Task material:
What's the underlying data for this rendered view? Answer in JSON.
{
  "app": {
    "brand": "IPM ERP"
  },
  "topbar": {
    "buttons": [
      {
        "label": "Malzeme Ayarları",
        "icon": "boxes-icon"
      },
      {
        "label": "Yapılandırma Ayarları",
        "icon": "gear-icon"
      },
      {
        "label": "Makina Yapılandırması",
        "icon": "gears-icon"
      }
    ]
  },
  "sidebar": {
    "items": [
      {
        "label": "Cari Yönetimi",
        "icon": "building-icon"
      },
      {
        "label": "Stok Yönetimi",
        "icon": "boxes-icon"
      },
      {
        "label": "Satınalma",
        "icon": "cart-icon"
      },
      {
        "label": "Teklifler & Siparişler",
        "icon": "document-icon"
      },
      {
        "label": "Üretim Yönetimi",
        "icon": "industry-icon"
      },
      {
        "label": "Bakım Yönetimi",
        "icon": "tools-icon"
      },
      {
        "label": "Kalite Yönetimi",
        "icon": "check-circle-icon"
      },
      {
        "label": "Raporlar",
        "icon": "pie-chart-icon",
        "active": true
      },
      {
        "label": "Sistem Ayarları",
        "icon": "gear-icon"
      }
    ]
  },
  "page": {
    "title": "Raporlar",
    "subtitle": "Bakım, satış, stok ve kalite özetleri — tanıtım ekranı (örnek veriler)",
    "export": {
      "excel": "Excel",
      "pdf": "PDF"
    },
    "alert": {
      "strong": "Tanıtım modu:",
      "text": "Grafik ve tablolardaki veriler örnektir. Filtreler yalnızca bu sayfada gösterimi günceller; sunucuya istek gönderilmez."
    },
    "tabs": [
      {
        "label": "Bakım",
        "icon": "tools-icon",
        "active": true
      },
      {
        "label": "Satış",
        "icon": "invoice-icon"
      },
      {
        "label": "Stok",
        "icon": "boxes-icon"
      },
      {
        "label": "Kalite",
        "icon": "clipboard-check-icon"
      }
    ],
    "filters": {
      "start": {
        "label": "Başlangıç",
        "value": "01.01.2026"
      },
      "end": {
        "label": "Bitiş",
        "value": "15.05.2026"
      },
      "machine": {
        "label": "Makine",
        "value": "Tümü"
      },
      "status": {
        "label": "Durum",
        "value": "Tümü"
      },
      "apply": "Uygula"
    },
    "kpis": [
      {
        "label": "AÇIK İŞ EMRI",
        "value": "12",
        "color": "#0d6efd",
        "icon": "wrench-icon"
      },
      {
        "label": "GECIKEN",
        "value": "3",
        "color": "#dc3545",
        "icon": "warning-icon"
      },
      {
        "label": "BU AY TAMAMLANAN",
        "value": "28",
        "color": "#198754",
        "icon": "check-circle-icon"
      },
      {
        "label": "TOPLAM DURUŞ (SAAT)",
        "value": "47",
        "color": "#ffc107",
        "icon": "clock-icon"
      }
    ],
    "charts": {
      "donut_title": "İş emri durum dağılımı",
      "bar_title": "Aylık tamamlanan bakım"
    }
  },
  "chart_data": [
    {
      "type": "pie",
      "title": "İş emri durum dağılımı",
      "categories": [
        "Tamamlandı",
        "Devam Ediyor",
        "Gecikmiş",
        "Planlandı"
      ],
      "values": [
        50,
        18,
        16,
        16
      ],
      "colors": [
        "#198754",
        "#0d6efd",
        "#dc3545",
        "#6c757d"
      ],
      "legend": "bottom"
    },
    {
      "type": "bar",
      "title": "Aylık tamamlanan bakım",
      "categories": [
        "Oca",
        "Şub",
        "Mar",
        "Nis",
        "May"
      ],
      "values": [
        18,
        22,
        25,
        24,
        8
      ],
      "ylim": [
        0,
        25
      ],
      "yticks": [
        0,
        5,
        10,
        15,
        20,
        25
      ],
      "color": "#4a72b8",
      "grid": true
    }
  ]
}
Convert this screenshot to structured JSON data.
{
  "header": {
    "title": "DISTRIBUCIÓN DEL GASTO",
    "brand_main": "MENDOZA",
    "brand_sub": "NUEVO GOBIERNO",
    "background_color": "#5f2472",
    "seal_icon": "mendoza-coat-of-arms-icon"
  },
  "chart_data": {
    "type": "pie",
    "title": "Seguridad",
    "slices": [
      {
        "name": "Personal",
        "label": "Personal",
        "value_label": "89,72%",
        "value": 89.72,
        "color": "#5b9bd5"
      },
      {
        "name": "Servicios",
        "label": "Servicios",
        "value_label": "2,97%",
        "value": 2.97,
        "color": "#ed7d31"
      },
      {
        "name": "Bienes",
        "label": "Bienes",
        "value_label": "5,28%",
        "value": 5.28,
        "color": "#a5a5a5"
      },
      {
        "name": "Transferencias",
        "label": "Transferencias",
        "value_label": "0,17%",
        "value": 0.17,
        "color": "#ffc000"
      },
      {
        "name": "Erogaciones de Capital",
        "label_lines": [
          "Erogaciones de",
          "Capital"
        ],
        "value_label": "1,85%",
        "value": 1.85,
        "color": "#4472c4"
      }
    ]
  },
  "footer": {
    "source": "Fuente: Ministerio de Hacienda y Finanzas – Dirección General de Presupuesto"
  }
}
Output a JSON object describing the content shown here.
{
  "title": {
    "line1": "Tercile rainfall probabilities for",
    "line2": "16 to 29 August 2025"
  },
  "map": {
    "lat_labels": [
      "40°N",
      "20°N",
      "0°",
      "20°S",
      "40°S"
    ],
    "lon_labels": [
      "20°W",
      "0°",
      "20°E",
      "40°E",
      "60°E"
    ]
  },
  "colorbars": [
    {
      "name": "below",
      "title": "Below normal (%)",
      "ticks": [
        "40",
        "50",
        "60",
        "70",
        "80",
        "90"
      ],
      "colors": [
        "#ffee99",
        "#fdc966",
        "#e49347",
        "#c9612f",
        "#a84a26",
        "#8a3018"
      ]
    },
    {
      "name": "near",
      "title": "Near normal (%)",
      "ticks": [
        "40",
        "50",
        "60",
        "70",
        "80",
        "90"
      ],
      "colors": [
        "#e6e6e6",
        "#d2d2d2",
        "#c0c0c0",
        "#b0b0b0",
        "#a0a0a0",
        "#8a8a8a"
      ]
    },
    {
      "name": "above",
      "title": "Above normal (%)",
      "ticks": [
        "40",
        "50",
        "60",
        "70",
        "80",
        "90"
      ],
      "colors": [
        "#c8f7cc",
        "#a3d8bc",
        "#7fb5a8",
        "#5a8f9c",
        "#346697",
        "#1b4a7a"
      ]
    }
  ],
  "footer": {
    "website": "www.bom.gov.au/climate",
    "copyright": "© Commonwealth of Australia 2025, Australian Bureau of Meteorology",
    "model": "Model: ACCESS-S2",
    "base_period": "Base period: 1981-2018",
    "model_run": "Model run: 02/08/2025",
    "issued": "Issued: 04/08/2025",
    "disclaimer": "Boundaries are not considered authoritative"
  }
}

Exercise:
Type out the entries again, word for word.

Worked solution:
What's the underlying data for this rendered view? Answer in JSON.
{
  "app": {
    "brand": "IPM ERP"
  },
  "topbar": {
    "buttons": [
      {
        "label": "Malzeme Ayarları",
        "icon": "boxes-icon"
      },
      {
        "label": "Yapılandırma Ayarları",
        "icon": "gear-icon"
      },
      {
        "label": "Makina Yapılandırması",
        "icon": "gears-icon"
      }
    ]
  },
  "sidebar": {
    "items": [
      {
        "label": "Cari Yönetimi",
        "icon": "building-icon"
      },
      {
        "label": "Stok Yönetimi",
        "icon": "boxes-icon"
      },
      {
        "label": "Satınalma",
        "icon": "cart-icon"
      },
      {
        "label": "Teklifler & Siparişler",
        "icon": "document-icon"
      },
      {
        "label": "Üretim Yönetimi",
        "icon": "industry-icon"
      },
      {
        "label": "Bakım Yönetimi",
        "icon": "tools-icon"
      },
      {
        "label": "Kalite Yönetimi",
        "icon": "check-circle-icon"
      },
      {
        "label": "Raporlar",
        "icon": "pie-chart-icon",
        "active": true
      },
      {
        "label": "Sistem Ayarları",
        "icon": "gear-icon"
      }
    ]
  },
  "page": {
    "title": "Raporlar",
    "subtitle": "Bakım, satış, stok ve kalite özetleri — tanıtım ekranı (örnek veriler)",
    "export": {
      "excel": "Excel",
      "pdf": "PDF"
    },
    "alert": {
      "strong": "Tanıtım modu:",
      "text": "Grafik ve tablolardaki veriler örnektir. Filtreler yalnızca bu sayfada gösterimi günceller; sunucuya istek gönderilmez."
    },
    "tabs": [
      {
        "label": "Bakım",
        "icon": "tools-icon",
        "active": true
      },
      {
        "label": "Satış",
        "icon": "invoice-icon"
      },
      {
        "label": "Stok",
        "icon": "boxes-icon"
      },
      {
        "label": "Kalite",
        "icon": "clipboard-check-icon"
      }
    ],
    "filters": {
      "start": {
        "label": "Başlangıç",
        "value": "01.01.2026"
      },
      "end": {
        "label": "Bitiş",
        "value": "15.05.2026"
      },
      "machine": {
        "label": "Makine",
        "value": "Tümü"
      },
      "status": {
        "label": "Durum",
        "value": "Tümü"
      },
      "apply": "Uygula"
    },
    "kpis": [
      {
        "label": "AÇIK İŞ EMRI",
        "value": "12",
        "color": "#0d6efd",
        "icon": "wrench-icon"
      },
      {
        "label": "GECIKEN",
        "value": "3",
        "color": "#dc3545",
        "icon": "warning-icon"
      },
      {
        "label": "BU AY TAMAMLANAN",
        "value": "28",
        "color": "#198754",
        "icon": "check-circle-icon"
      },
      {
        "label": "TOPLAM DURUŞ (SAAT)",
        "value": "47",
        "color": "#ffc107",
        "icon": "clock-icon"
      }
    ],
    "charts": {
      "donut_title": "İş emri durum dağılımı",
      "bar_title": "Aylık tamamlanan bakım"
    }
  },
  "chart_data": [
    {
      "type": "pie",
      "title": "İş emri durum dağılımı",
      "categories": [
        "Tamamlandı",
        "Devam Ediyor",
        "Gecikmiş",
        "Planlandı"
      ],
      "values": [
        50,
        18,
        16,
        16
      ],
      "colors": [
        "#198754",
        "#0d6efd",
        "#dc3545",
        "#6c757d"
      ],
      "legend": "bottom"
    },
    {
      "type": "bar",
      "title": "Aylık tamamlanan bakım",
      "categories": [
        "Oca",
        "Şub",
        "Mar",
        "Nis",
        "May"
      ],
      "values": [
        18,
        22,
        25,
        24,
        8
      ],
      "ylim": [
        0,
        25
      ],
      "yticks": [
        0,
        5,
        10,
        15,
        20,
        25
      ],
      "color": "#4a72b8",
      "grid": true
    }
  ]
}
Convert this screenshot to structured JSON data.
{
  "header": {
    "title": "DISTRIBUCIÓN DEL GASTO",
    "brand_main": "MENDOZA",
    "brand_sub": "NUEVO GOBIERNO",
    "background_color": "#5f2472",
    "seal_icon": "mendoza-coat-of-arms-icon"
  },
  "chart_data": {
    "type": "pie",
    "title": "Seguridad",
    "slices": [
      {
        "name": "Personal",
        "label": "Personal",
        "value_label": "89,72%",
        "value": 89.72,
        "color": "#5b9bd5"
      },
      {
        "name": "Servicios",
        "label": "Servicios",
        "value_label": "2,97%",
        "value": 2.97,
        "color": "#ed7d31"
      },
      {
        "name": "Bienes",
        "label": "Bienes",
        "value_label": "5,28%",
        "value": 5.28,
        "color": "#a5a5a5"
      },
      {
        "name": "Transferencias",
        "label": "Transferencias",
        "value_label": "0,17%",
        "value": 0.17,
        "color": "#ffc000"
      },
      {
        "name": "Erogaciones de Capital",
        "label_lines": [
          "Erogaciones de",
          "Capital"
        ],
        "value_label": "1,85%",
        "value": 1.85,
        "color": "#4472c4"
      }
    ]
  },
  "footer": {
    "source": "Fuente: Ministerio de Hacienda y Finanzas – Dirección General de Presupuesto"
  }
}
Output a JSON object describing the content shown here.
{
  "title": {
    "line1": "Tercile rainfall probabilities for",
    "line2": "16 to 29 August 2025"
  },
  "map": {
    "lat_labels": [
      "40°N",
      "20°N",
      "0°",
      "20°S",
      "40°S"
    ],
    "lon_labels": [
      "20°W",
      "0°",
      "20°E",
      "40°E",
      "60°E"
    ]
  },
  "colorbars": [
    {
      "name": "below",
      "title": "Below normal (%)",
      "ticks": [
        "40",
        "50",
        "60",
        "70",
        "80",
        "90"
      ],
      "colors": [
        "#ffee99",
        "#fdc966",
        "#e49347",
        "#c9612f",
        "#a84a26",
        "#8a3018"
      ]
    },
    {
      "name": "near",
      "title": "Near normal (%)",
      "ticks": [
        "40",
        "50",
        "60",
        "70",
        "80",
        "90"
      ],
      "colors": [
        "#e6e6e6",
        "#d2d2d2",
        "#c0c0c0",
        "#b0b0b0",
        "#a0a0a0",
        "#8a8a8a"
      ]
    },
    {
      "name": "above",
      "title": "Above normal (%)",
      "ticks": [
        "40",
        "50",
        "60",
        "70",
        "80",
        "90"
      ],
      "colors": [
        "#c8f7cc",
        "#a3d8bc",
        "#7fb5a8",
        "#5a8f9c",
        "#346697",
        "#1b4a7a"
      ]
    }
  ],
  "footer": {
    "website": "www.bom.gov.au/climate",
    "copyright": "© Commonwealth of Australia 2025, Australian Bureau of Meteorology",
    "model": "Model: ACCESS-S2",
    "base_period": "Base period: 1981-2018",
    "model_run": "Model run: 02/08/2025",
    "issued": "Issued: 04/08/2025",
    "disclaimer": "Boundaries are not considered authoritative"
  }
}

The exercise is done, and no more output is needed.